Job | Wherever the string "Dropped" appears in a line, extract that line.

---+---

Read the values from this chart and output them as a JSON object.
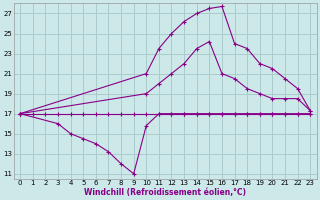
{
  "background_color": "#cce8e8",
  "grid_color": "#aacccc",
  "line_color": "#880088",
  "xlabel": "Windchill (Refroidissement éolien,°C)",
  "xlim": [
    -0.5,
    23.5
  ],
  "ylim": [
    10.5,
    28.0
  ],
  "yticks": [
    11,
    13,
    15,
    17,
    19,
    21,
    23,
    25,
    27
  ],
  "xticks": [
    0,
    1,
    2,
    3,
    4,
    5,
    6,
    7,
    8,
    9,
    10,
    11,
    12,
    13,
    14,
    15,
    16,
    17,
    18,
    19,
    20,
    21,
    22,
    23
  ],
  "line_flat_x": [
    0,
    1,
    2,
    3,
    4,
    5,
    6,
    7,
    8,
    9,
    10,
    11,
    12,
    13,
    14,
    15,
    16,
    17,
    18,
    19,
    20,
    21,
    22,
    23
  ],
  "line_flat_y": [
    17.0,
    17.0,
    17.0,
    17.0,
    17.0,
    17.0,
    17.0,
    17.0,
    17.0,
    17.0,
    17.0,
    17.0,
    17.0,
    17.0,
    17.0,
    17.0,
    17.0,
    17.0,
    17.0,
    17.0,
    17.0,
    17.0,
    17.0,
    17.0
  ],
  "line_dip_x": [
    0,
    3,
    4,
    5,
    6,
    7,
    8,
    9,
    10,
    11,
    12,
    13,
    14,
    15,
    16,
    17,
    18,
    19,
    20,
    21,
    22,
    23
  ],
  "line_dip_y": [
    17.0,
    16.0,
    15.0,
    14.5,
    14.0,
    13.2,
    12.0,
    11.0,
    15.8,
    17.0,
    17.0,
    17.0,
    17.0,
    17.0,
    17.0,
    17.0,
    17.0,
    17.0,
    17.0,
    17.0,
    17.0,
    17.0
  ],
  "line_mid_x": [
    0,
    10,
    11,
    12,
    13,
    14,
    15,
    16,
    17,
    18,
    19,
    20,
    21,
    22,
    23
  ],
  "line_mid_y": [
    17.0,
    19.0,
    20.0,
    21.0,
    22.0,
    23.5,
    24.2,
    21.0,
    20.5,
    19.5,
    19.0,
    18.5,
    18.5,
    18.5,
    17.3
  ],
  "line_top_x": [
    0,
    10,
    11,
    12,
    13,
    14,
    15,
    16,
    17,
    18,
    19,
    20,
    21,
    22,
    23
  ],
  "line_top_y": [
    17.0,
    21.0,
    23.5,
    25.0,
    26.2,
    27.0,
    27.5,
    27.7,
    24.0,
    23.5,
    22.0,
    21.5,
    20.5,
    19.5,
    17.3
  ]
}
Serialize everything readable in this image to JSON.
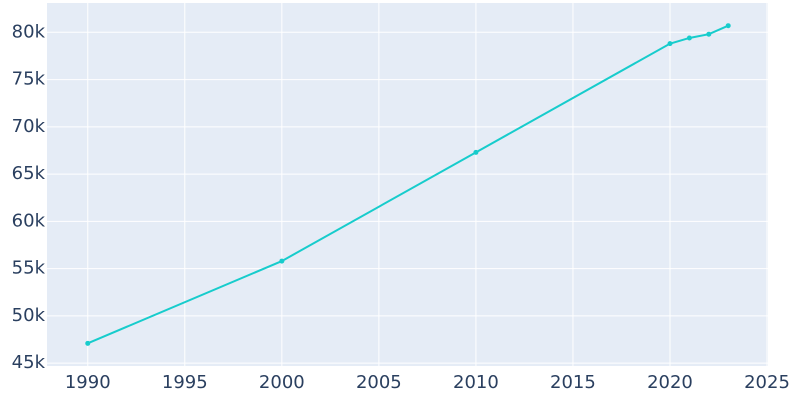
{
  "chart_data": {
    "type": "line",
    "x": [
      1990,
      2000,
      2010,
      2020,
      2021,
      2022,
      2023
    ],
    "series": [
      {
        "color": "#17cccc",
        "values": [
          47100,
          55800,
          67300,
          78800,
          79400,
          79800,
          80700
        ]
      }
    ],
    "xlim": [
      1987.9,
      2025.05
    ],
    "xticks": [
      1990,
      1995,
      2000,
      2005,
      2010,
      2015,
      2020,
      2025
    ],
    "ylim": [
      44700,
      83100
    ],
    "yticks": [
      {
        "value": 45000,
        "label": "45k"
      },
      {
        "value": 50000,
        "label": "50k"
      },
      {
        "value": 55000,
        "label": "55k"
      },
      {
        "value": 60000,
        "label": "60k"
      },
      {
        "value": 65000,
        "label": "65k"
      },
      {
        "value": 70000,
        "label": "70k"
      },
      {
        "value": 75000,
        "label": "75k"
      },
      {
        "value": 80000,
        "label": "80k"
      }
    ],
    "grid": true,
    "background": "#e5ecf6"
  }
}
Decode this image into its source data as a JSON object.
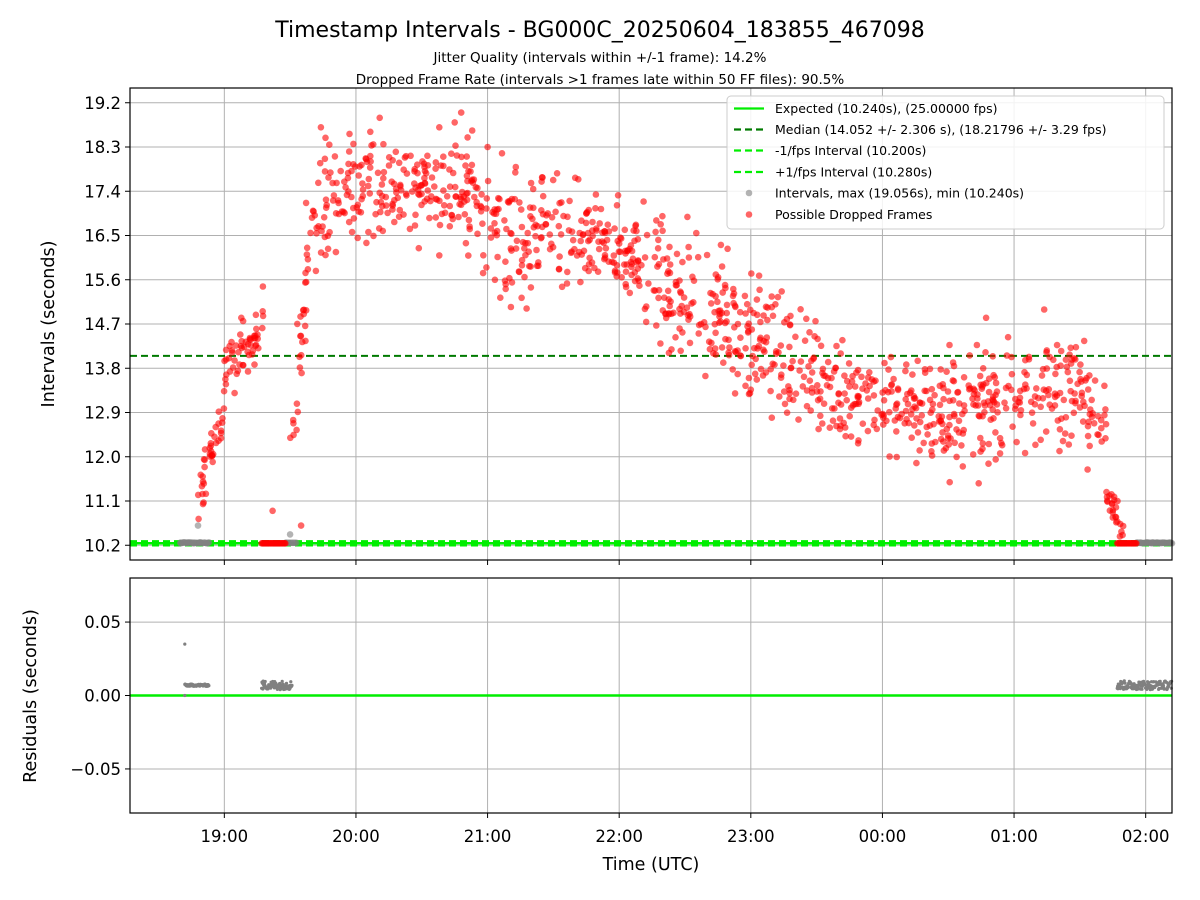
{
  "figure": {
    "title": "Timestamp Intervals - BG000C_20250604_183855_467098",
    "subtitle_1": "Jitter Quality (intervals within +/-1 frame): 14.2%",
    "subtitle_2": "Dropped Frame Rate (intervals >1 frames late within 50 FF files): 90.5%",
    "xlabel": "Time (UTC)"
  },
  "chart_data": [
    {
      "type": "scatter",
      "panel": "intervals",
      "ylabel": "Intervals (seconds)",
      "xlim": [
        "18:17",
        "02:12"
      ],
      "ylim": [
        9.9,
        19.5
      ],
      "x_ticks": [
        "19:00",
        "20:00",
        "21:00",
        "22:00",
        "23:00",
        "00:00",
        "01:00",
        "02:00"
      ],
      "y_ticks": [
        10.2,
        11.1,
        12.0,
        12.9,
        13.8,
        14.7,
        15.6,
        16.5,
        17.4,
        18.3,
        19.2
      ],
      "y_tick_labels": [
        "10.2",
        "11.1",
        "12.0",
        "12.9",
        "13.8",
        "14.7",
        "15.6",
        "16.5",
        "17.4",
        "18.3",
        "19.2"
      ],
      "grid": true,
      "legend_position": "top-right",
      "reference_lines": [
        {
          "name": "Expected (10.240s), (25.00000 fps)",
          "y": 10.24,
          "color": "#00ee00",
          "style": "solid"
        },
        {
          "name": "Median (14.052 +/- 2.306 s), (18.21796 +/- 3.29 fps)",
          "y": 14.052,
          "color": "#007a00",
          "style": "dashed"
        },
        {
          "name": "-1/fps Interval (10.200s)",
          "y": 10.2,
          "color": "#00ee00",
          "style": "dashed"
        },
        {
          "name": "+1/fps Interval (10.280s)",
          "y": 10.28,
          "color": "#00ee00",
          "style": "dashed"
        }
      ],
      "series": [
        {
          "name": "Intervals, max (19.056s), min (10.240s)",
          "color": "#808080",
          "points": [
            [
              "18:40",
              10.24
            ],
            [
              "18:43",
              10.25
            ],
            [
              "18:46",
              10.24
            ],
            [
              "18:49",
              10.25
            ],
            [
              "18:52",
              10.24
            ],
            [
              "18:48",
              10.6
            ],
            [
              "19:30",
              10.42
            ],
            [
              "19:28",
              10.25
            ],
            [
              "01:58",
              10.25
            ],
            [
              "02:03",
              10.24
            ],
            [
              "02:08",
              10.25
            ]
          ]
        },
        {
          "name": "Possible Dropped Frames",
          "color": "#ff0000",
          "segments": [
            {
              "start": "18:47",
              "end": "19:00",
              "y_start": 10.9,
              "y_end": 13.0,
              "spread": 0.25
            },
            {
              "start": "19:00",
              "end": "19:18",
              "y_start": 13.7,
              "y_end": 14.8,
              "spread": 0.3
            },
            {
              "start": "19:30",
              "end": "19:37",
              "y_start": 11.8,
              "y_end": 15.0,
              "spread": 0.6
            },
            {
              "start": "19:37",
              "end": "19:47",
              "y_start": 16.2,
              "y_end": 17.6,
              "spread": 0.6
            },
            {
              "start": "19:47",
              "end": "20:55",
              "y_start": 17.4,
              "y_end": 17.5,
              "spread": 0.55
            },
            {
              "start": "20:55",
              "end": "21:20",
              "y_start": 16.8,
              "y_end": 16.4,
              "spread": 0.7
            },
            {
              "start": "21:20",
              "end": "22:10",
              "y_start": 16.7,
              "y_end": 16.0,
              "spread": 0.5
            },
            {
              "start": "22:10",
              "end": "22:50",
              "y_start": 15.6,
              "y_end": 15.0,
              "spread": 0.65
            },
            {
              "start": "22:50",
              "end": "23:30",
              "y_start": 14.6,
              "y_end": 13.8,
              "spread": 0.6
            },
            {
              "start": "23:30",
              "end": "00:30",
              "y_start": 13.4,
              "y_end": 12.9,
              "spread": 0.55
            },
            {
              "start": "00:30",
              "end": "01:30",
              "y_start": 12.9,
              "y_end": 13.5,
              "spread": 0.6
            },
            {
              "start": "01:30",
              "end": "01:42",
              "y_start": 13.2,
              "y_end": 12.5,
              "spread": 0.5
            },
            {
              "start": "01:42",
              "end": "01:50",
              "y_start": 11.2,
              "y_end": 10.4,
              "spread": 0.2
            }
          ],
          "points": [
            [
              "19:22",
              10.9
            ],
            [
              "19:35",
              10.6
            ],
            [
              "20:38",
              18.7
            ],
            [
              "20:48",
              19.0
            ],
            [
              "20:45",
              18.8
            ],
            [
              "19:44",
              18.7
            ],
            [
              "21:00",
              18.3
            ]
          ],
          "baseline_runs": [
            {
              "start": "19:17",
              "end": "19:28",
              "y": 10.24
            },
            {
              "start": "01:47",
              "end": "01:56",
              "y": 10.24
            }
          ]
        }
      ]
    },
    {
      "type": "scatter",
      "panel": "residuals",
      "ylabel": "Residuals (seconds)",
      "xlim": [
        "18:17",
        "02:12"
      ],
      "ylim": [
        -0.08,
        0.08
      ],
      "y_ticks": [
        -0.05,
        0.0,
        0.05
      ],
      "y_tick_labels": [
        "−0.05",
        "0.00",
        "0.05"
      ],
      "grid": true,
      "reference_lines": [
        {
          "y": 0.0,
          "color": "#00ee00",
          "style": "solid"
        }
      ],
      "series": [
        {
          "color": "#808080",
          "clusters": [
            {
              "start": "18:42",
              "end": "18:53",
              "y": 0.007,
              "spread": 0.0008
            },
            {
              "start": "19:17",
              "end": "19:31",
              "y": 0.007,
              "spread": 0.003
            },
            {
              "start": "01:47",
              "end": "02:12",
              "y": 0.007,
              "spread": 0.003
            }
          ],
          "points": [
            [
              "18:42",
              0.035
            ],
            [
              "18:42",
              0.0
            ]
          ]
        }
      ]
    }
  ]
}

---+---

Result of the exercise |
    "subtitle_2": "Dropped Frame Rate (intervals >1 frames late within 50 FF files): 90.5%",
          "name": "Possible Dropped Frames",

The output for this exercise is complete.